GIVEN RECORDS -
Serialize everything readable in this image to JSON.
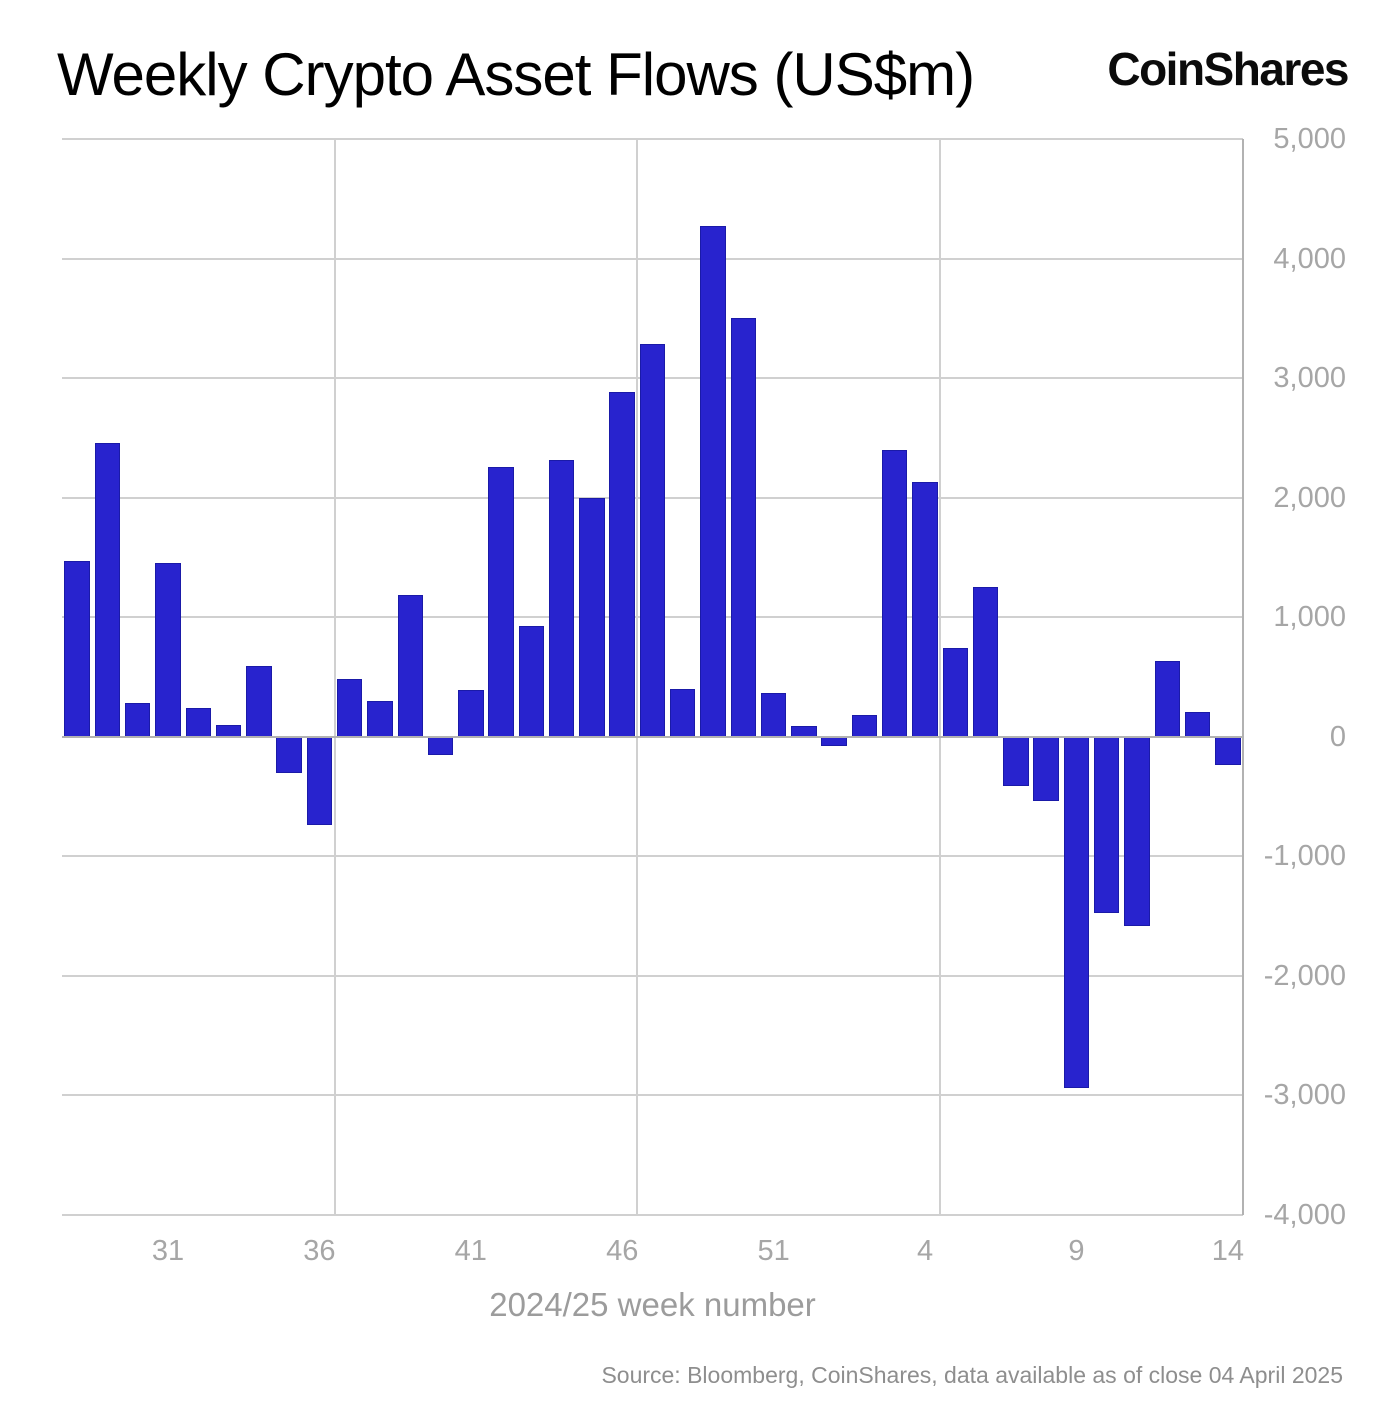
{
  "logo": {
    "text": "CoinShares"
  },
  "colors": {
    "bar_fill": "#2823ce",
    "bar_border": "#1a1aa8",
    "grid": "#d0d0d0",
    "zero_line": "#b2b2b2",
    "axis_line": "#b2b2b2",
    "tick_label": "#a6a6a6",
    "axis_title": "#9c9c9c",
    "title": "#000000",
    "source": "#8e8e8e"
  },
  "chart_data": {
    "type": "bar",
    "title": "Weekly Crypto Asset Flows (US$m)",
    "xlabel": "2024/25 week number",
    "ylabel": "",
    "ylim": [
      -4000,
      5000
    ],
    "ytick_step": 1000,
    "grid": true,
    "legend_position": "none",
    "source": "Source: Bloomberg, CoinShares, data available as of close 04 April 2025",
    "categories": [
      "28",
      "29",
      "30",
      "31",
      "32",
      "33",
      "34",
      "35",
      "36",
      "37",
      "38",
      "39",
      "40",
      "41",
      "42",
      "43",
      "44",
      "45",
      "46",
      "47",
      "48",
      "49",
      "50",
      "51",
      "52",
      "1",
      "2",
      "3",
      "4",
      "5",
      "6",
      "7",
      "8",
      "9",
      "10",
      "11",
      "12",
      "13",
      "14"
    ],
    "values": [
      1470,
      2455,
      280,
      1450,
      240,
      100,
      590,
      -300,
      -740,
      480,
      300,
      1190,
      -150,
      390,
      2255,
      925,
      2315,
      2000,
      2885,
      3285,
      400,
      4270,
      3500,
      365,
      90,
      -80,
      180,
      2400,
      2130,
      740,
      1250,
      -415,
      -535,
      -2935,
      -1475,
      -1585,
      635,
      205,
      -235
    ],
    "yticks": [
      {
        "value": 5000,
        "label": "5,000"
      },
      {
        "value": 4000,
        "label": "4,000"
      },
      {
        "value": 3000,
        "label": "3,000"
      },
      {
        "value": 2000,
        "label": "2,000"
      },
      {
        "value": 1000,
        "label": "1,000"
      },
      {
        "value": 0,
        "label": "0"
      },
      {
        "value": -1000,
        "label": "-1,000"
      },
      {
        "value": -2000,
        "label": "-2,000"
      },
      {
        "value": -3000,
        "label": "-3,000"
      },
      {
        "value": -4000,
        "label": "-4,000"
      }
    ],
    "xticks": [
      {
        "category": "31",
        "label": "31"
      },
      {
        "category": "36",
        "label": "36"
      },
      {
        "category": "41",
        "label": "41"
      },
      {
        "category": "46",
        "label": "46"
      },
      {
        "category": "51",
        "label": "51"
      },
      {
        "category": "4",
        "label": "4"
      },
      {
        "category": "9",
        "label": "9"
      },
      {
        "category": "14",
        "label": "14"
      }
    ],
    "x_gridlines_after": [
      "36",
      "46",
      "4"
    ]
  }
}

TASK STATEMENT -
Each line that holds the word "category" should be extracted from the records.

ANSWER -
        "category": "31",
        "category": "36",
        "category": "41",
        "category": "46",
        "category": "51",
        "category": "4",
        "category": "9",
        "category": "14",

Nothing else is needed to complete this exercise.